— What you need to do —
What follows is a block of records; reproduce all of it verbatim.

(Structured figure records)
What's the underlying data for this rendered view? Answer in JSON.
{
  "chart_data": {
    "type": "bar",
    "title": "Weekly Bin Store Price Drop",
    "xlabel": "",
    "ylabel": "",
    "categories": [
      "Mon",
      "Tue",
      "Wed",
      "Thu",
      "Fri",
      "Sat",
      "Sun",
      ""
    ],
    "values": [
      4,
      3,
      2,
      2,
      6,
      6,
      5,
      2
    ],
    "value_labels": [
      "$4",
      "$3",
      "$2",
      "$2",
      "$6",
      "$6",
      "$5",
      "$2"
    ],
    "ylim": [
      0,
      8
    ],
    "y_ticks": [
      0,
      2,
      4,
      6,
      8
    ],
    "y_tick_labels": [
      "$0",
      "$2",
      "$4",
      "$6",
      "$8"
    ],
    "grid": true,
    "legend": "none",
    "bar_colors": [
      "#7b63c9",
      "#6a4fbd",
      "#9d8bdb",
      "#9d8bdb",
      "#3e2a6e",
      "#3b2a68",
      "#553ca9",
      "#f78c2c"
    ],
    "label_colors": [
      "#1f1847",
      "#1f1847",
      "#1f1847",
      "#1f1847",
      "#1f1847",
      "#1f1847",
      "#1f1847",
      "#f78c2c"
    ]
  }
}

— Task result —
What's the underlying data for this rendered view? Answer in JSON.
{
  "chart_data": {
    "type": "bar",
    "title": "Weekly Bin Store Price Drop",
    "xlabel": "",
    "ylabel": "",
    "categories": [
      "Mon",
      "Tue",
      "Wed",
      "Thu",
      "Fri",
      "Sat",
      "Sun",
      ""
    ],
    "values": [
      4,
      3,
      2,
      2,
      6,
      6,
      5,
      2
    ],
    "value_labels": [
      "$4",
      "$3",
      "$2",
      "$2",
      "$6",
      "$6",
      "$5",
      "$2"
    ],
    "ylim": [
      0,
      8
    ],
    "y_ticks": [
      0,
      2,
      4,
      6,
      8
    ],
    "y_tick_labels": [
      "$0",
      "$2",
      "$4",
      "$6",
      "$8"
    ],
    "grid": true,
    "legend": "none",
    "bar_colors": [
      "#7b63c9",
      "#6a4fbd",
      "#9d8bdb",
      "#9d8bdb",
      "#3e2a6e",
      "#3b2a68",
      "#553ca9",
      "#f78c2c"
    ],
    "label_colors": [
      "#1f1847",
      "#1f1847",
      "#1f1847",
      "#1f1847",
      "#1f1847",
      "#1f1847",
      "#1f1847",
      "#f78c2c"
    ]
  }
}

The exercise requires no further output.